[START INFORMATION SUPPLIED]

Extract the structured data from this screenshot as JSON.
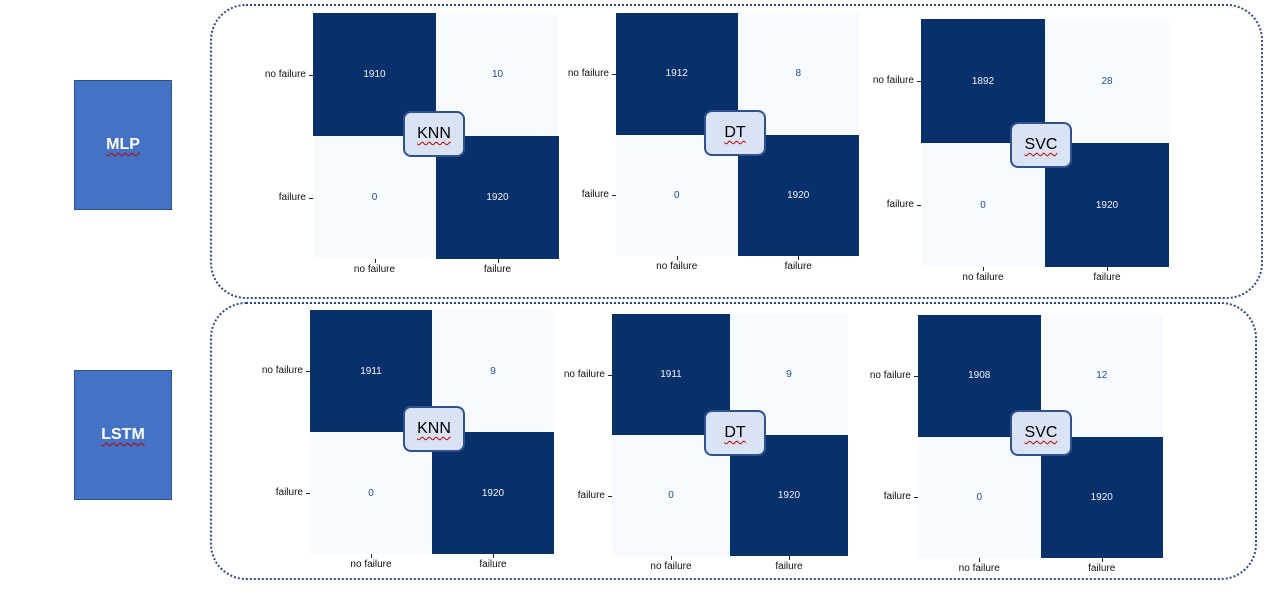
{
  "models": [
    {
      "label": "MLP"
    },
    {
      "label": "LSTM"
    }
  ],
  "class_labels": [
    "no failure",
    "failure"
  ],
  "chart_data": [
    {
      "type": "heatmap",
      "model": "MLP",
      "algorithm": "KNN",
      "categories": [
        "no failure",
        "failure"
      ],
      "matrix": [
        [
          1910,
          10
        ],
        [
          0,
          1920
        ]
      ]
    },
    {
      "type": "heatmap",
      "model": "MLP",
      "algorithm": "DT",
      "categories": [
        "no failure",
        "failure"
      ],
      "matrix": [
        [
          1912,
          8
        ],
        [
          0,
          1920
        ]
      ]
    },
    {
      "type": "heatmap",
      "model": "MLP",
      "algorithm": "SVC",
      "categories": [
        "no failure",
        "failure"
      ],
      "matrix": [
        [
          1892,
          28
        ],
        [
          0,
          1920
        ]
      ]
    },
    {
      "type": "heatmap",
      "model": "LSTM",
      "algorithm": "KNN",
      "categories": [
        "no failure",
        "failure"
      ],
      "matrix": [
        [
          1911,
          9
        ],
        [
          0,
          1920
        ]
      ]
    },
    {
      "type": "heatmap",
      "model": "LSTM",
      "algorithm": "DT",
      "categories": [
        "no failure",
        "failure"
      ],
      "matrix": [
        [
          1911,
          9
        ],
        [
          0,
          1920
        ]
      ]
    },
    {
      "type": "heatmap",
      "model": "LSTM",
      "algorithm": "SVC",
      "categories": [
        "no failure",
        "failure"
      ],
      "matrix": [
        [
          1908,
          12
        ],
        [
          0,
          1920
        ]
      ]
    }
  ]
}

[END INFORMATION SUPPLIED]

YOUR OBJECTIVE:
Above are records to transcribe exactly; leave their pictures out.

TASK ANSWER:
Extract the structured data from this screenshot as JSON.
{
  "models": [
    {
      "label": "MLP"
    },
    {
      "label": "LSTM"
    }
  ],
  "class_labels": [
    "no failure",
    "failure"
  ],
  "chart_data": [
    {
      "type": "heatmap",
      "model": "MLP",
      "algorithm": "KNN",
      "categories": [
        "no failure",
        "failure"
      ],
      "matrix": [
        [
          1910,
          10
        ],
        [
          0,
          1920
        ]
      ]
    },
    {
      "type": "heatmap",
      "model": "MLP",
      "algorithm": "DT",
      "categories": [
        "no failure",
        "failure"
      ],
      "matrix": [
        [
          1912,
          8
        ],
        [
          0,
          1920
        ]
      ]
    },
    {
      "type": "heatmap",
      "model": "MLP",
      "algorithm": "SVC",
      "categories": [
        "no failure",
        "failure"
      ],
      "matrix": [
        [
          1892,
          28
        ],
        [
          0,
          1920
        ]
      ]
    },
    {
      "type": "heatmap",
      "model": "LSTM",
      "algorithm": "KNN",
      "categories": [
        "no failure",
        "failure"
      ],
      "matrix": [
        [
          1911,
          9
        ],
        [
          0,
          1920
        ]
      ]
    },
    {
      "type": "heatmap",
      "model": "LSTM",
      "algorithm": "DT",
      "categories": [
        "no failure",
        "failure"
      ],
      "matrix": [
        [
          1911,
          9
        ],
        [
          0,
          1920
        ]
      ]
    },
    {
      "type": "heatmap",
      "model": "LSTM",
      "algorithm": "SVC",
      "categories": [
        "no failure",
        "failure"
      ],
      "matrix": [
        [
          1908,
          12
        ],
        [
          0,
          1920
        ]
      ]
    }
  ]
}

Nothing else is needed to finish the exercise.